┌──

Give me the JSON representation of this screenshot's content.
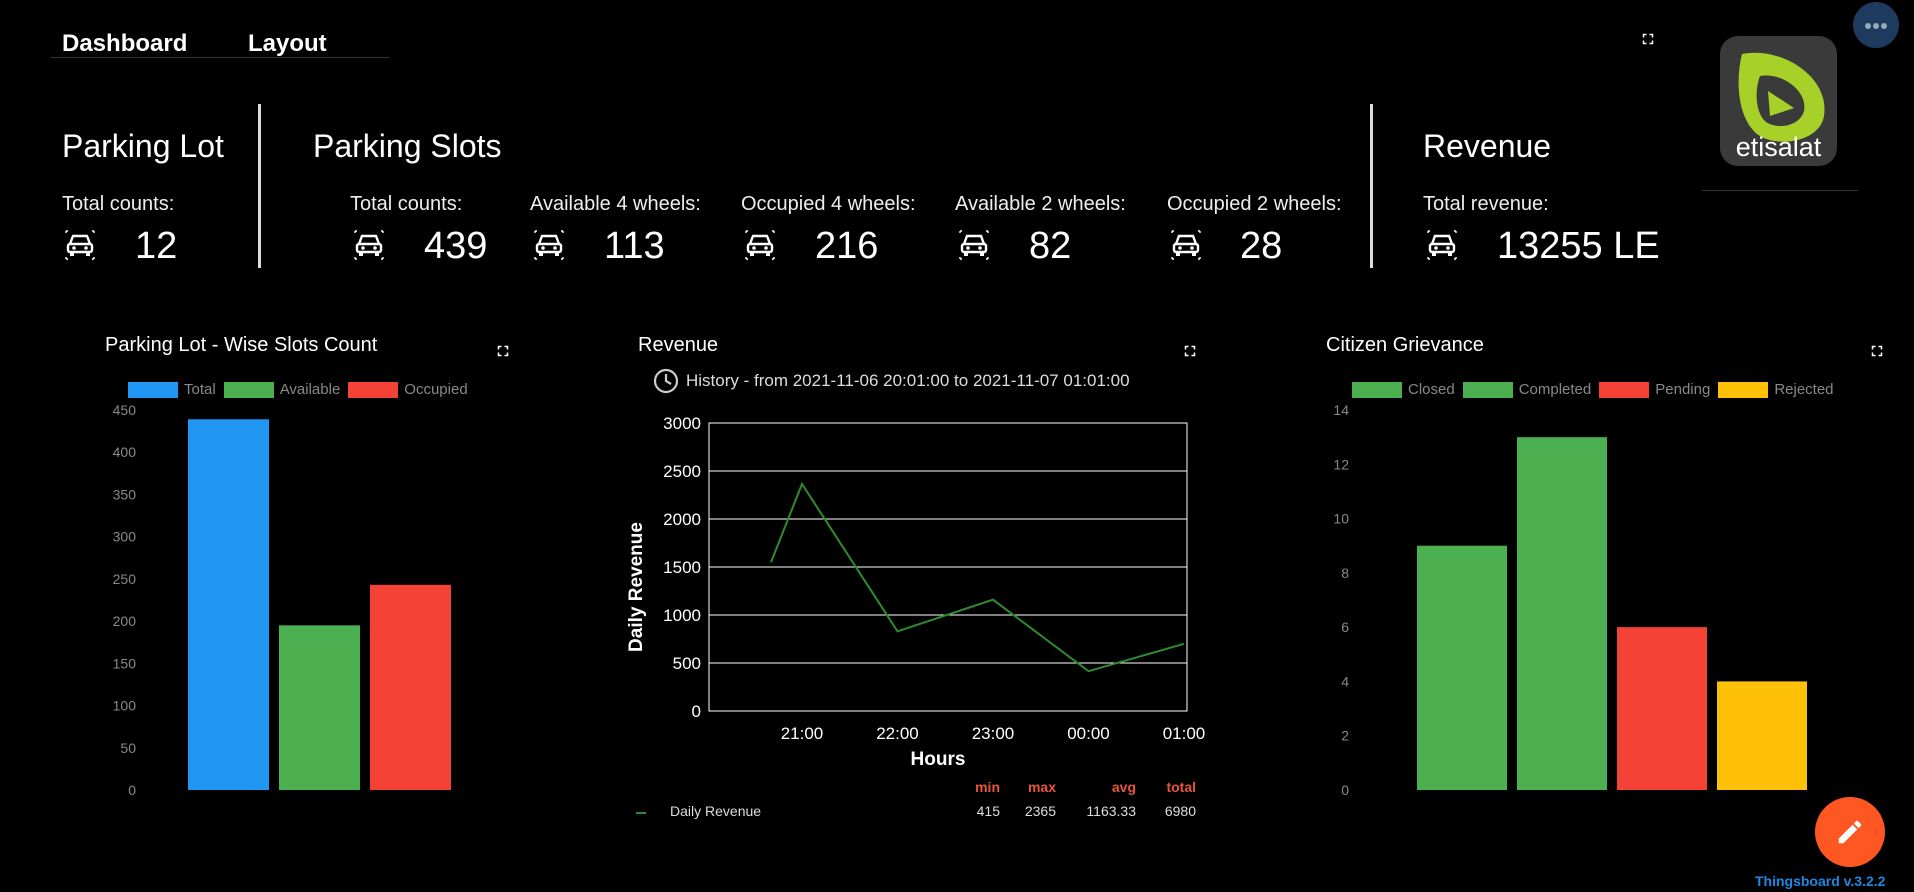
{
  "tabs": [
    "Dashboard",
    "Layout"
  ],
  "parking_lot": {
    "title": "Parking Lot",
    "label": "Total counts:",
    "value": "12"
  },
  "parking_slots": {
    "title": "Parking Slots",
    "stats": [
      {
        "label": "Total counts:",
        "value": "439"
      },
      {
        "label": "Available 4 wheels:",
        "value": "113"
      },
      {
        "label": "Occupied 4 wheels:",
        "value": "216"
      },
      {
        "label": "Available 2 wheels:",
        "value": "82"
      },
      {
        "label": "Occupied 2 wheels:",
        "value": "28"
      }
    ]
  },
  "revenue": {
    "title": "Revenue",
    "label": "Total revenue:",
    "value": "13255 LE"
  },
  "logo": {
    "text": "etisalat"
  },
  "cards": {
    "slots": {
      "title": "Parking Lot - Wise Slots Count"
    },
    "revenue": {
      "title": "Revenue",
      "history": "History - from 2021-11-06 20:01:00 to 2021-11-07 01:01:00"
    },
    "grievance": {
      "title": "Citizen Grievance"
    }
  },
  "revenue_stats": {
    "headers": [
      "min",
      "max",
      "avg",
      "total"
    ],
    "series_name": "Daily Revenue",
    "values": [
      "415",
      "2365",
      "1163.33",
      "6980"
    ]
  },
  "footer": {
    "version": "Thingsboard v.3.2.2"
  },
  "colors": {
    "blue": "#2196F3",
    "green": "#4CAF50",
    "red": "#F44336",
    "yellow": "#FFC107",
    "line_green": "#2e8b2e",
    "fab": "#FF5722",
    "version": "#1e88e5"
  },
  "chart_data": [
    {
      "type": "bar",
      "categories": [
        "Total",
        "Available",
        "Occupied"
      ],
      "values": [
        439,
        195,
        243
      ],
      "series": [
        {
          "name": "Total",
          "values": [
            439
          ]
        },
        {
          "name": "Available",
          "values": [
            195
          ]
        },
        {
          "name": "Occupied",
          "values": [
            243
          ]
        }
      ],
      "ylim": [
        0,
        450
      ],
      "yticks": [
        0,
        50,
        100,
        150,
        200,
        250,
        300,
        350,
        400,
        450
      ],
      "legend": "top",
      "grid": false
    },
    {
      "type": "line",
      "x": [
        "20:30",
        "21:00",
        "22:00",
        "23:00",
        "00:00",
        "01:00"
      ],
      "xticks": [
        "21:00",
        "22:00",
        "23:00",
        "00:00",
        "01:00"
      ],
      "series": [
        {
          "name": "Daily Revenue",
          "values": [
            1550,
            2365,
            830,
            1160,
            415,
            700
          ]
        }
      ],
      "xlabel": "Hours",
      "ylabel": "Daily Revenue",
      "ylim": [
        0,
        3000
      ],
      "yticks": [
        0,
        500,
        1000,
        1500,
        2000,
        2500,
        3000
      ],
      "grid": true,
      "legend": "bottom"
    },
    {
      "type": "bar",
      "categories": [
        "Closed",
        "Completed",
        "Pending",
        "Rejected"
      ],
      "values": [
        9,
        13,
        6,
        4
      ],
      "series": [
        {
          "name": "Closed",
          "values": [
            9
          ]
        },
        {
          "name": "Completed",
          "values": [
            13
          ]
        },
        {
          "name": "Pending",
          "values": [
            6
          ]
        },
        {
          "name": "Rejected",
          "values": [
            4
          ]
        }
      ],
      "ylim": [
        0,
        14
      ],
      "yticks": [
        0,
        2,
        4,
        6,
        8,
        10,
        12,
        14
      ],
      "legend": "top",
      "grid": false
    }
  ]
}
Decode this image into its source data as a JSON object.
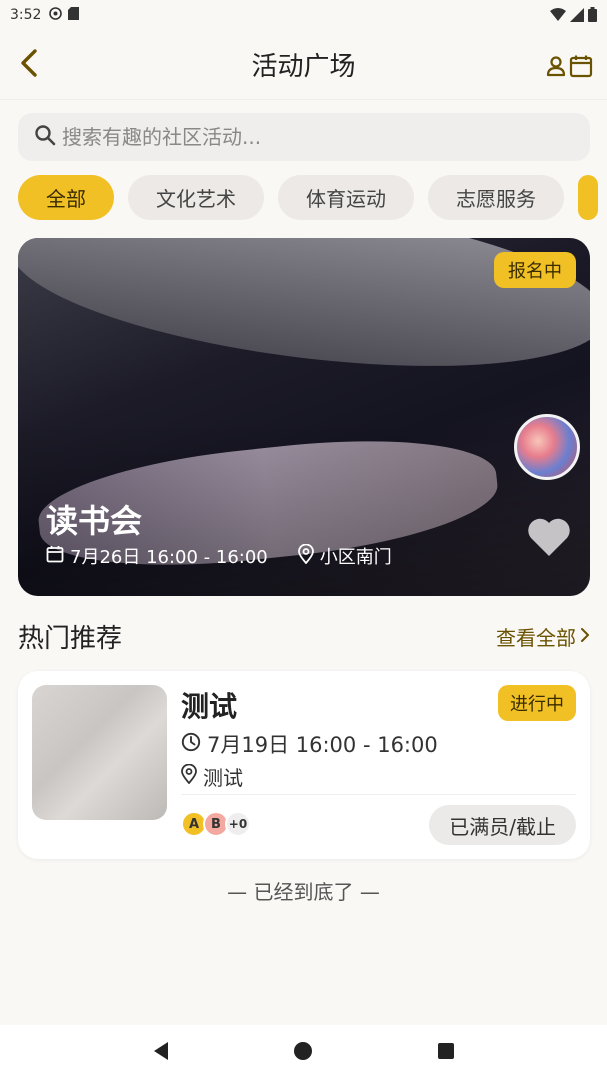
{
  "status_bar": {
    "time": "3:52"
  },
  "header": {
    "title": "活动广场"
  },
  "search": {
    "placeholder": "搜索有趣的社区活动..."
  },
  "categories": [
    {
      "label": "全部",
      "active": true
    },
    {
      "label": "文化艺术",
      "active": false
    },
    {
      "label": "体育运动",
      "active": false
    },
    {
      "label": "志愿服务",
      "active": false
    }
  ],
  "featured": {
    "badge": "报名中",
    "title": "读书会",
    "time": "7月26日 16:00 - 16:00",
    "location": "小区南门"
  },
  "section": {
    "title": "热门推荐",
    "view_all": "查看全部"
  },
  "activities": [
    {
      "title": "测试",
      "badge": "进行中",
      "time": "7月19日 16:00 - 16:00",
      "location": "测试",
      "participants": [
        "A",
        "B"
      ],
      "more_count": "+0",
      "action": "已满员/截止"
    }
  ],
  "footer": {
    "end_text": "— 已经到底了 —"
  },
  "colors": {
    "accent": "#f0c024",
    "accent_text": "#6a5300",
    "background": "#faf8f5"
  }
}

└──

• **SET PROBLEM**:
Go through the records and gather the lines that hold "this".

• **RESULT OF THE EXERCISE**:
Give me the JSON representation of this screenshot's content.
Decode this image into its source data as a JSON object.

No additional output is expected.